• [Estratto del documento]
“Passi d’Argento” e la fotografia dei senior italiani in condizioni di fragilità. Un quadro destinato ad aggravarsi in conseguenza della pandemia.
All’avanzare dell’età si lega il concetto di fragilità, ossia di uno stato di maggiore vulnerabilità, con una limitazione delle attività causata dalla presenza di più patologie croniche o da un deterioramento dello stato funzionale. In pratica si può definire fragile un anziano autonomo in tutte le attività quotidiane semplici (mangiare, lavarsi…), ma non in grado di svolgere due o più funzioni complesse. Tra queste: fare la spesa, preparare i pasti, mantenere in ordine la casa, gestire le tecnologie e le finanze personali. Azioni per le quali è bisognoso di assistenza.

• [Requisiti del compito] Quali funzioni complesse elenca il brano sulla fragilità degli anziani? Le voci riportate di seguito non hanno alcun ruolo in questo lavoro.

• [Dati estratti]
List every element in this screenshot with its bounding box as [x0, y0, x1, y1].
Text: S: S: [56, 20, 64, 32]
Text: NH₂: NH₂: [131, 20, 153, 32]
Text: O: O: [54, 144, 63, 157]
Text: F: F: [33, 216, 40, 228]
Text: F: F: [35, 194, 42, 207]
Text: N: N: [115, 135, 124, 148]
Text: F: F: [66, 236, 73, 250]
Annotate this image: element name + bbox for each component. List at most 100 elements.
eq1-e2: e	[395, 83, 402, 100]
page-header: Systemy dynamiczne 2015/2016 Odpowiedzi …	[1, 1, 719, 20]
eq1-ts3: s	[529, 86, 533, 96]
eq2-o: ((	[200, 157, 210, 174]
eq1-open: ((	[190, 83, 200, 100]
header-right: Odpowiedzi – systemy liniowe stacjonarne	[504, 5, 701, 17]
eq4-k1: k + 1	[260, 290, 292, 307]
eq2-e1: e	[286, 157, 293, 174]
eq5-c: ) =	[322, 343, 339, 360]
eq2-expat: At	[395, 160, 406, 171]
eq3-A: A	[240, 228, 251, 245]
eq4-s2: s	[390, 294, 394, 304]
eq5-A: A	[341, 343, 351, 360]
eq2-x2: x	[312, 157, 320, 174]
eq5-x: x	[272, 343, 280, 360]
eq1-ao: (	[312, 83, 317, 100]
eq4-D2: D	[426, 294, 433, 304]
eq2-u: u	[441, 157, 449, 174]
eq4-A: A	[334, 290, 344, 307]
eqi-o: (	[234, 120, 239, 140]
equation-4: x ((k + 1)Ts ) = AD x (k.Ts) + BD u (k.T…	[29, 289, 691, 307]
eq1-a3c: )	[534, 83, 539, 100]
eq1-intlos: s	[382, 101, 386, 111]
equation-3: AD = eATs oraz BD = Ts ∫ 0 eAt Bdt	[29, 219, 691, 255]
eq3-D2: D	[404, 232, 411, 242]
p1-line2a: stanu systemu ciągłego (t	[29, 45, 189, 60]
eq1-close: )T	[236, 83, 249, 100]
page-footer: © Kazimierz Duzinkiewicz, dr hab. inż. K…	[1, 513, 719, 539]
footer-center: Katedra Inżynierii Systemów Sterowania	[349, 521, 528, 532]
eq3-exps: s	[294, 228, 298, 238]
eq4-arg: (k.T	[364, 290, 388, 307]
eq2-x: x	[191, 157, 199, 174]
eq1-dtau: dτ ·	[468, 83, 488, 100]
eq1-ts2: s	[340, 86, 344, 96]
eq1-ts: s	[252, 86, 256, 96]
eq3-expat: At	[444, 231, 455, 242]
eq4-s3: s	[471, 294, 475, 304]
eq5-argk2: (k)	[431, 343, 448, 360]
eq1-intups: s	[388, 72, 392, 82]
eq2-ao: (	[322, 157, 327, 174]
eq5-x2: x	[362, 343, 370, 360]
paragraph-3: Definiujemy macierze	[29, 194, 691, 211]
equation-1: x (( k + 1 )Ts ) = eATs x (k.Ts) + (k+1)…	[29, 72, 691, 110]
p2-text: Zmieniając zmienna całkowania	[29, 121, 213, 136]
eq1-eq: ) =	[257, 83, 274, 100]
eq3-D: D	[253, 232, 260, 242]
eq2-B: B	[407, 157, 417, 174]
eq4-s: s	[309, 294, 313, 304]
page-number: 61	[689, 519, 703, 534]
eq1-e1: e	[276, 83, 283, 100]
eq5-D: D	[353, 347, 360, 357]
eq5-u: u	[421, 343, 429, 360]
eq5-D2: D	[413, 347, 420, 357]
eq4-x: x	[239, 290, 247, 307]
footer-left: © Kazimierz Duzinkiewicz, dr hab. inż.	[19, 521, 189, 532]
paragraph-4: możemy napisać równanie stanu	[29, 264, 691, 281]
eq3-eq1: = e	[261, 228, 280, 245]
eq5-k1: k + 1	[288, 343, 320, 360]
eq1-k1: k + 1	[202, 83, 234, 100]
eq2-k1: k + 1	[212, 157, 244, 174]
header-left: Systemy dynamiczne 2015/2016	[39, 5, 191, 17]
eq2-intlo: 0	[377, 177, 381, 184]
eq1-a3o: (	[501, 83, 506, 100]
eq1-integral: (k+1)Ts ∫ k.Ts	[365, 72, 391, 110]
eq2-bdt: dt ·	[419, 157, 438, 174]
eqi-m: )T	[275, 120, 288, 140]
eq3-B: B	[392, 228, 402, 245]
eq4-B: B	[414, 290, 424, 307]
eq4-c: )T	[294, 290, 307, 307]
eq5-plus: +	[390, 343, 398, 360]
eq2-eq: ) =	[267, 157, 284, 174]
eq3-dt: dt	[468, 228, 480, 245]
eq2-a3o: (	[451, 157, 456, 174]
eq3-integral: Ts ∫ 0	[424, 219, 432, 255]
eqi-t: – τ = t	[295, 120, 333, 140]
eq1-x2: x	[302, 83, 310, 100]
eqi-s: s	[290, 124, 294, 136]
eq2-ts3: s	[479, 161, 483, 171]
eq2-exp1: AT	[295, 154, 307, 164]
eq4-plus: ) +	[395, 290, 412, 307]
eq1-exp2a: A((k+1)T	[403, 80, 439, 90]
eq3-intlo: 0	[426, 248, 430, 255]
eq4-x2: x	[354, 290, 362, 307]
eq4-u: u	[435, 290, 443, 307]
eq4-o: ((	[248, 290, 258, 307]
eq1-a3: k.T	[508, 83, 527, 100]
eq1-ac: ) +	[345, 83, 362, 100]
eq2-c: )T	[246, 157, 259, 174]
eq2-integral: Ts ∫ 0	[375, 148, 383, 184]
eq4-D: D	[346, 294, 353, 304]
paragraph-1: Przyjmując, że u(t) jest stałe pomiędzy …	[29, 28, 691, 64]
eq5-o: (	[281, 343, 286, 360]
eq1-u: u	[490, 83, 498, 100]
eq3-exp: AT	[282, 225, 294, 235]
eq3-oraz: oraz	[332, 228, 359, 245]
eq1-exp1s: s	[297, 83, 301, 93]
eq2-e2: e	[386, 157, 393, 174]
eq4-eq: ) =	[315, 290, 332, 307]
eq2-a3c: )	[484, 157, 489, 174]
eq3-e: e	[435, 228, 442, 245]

• [Risposta proposta] Fare la spesa, preparare i pasti, mantenere in ordine la casa, gestire le tecnologie e le finanze personali.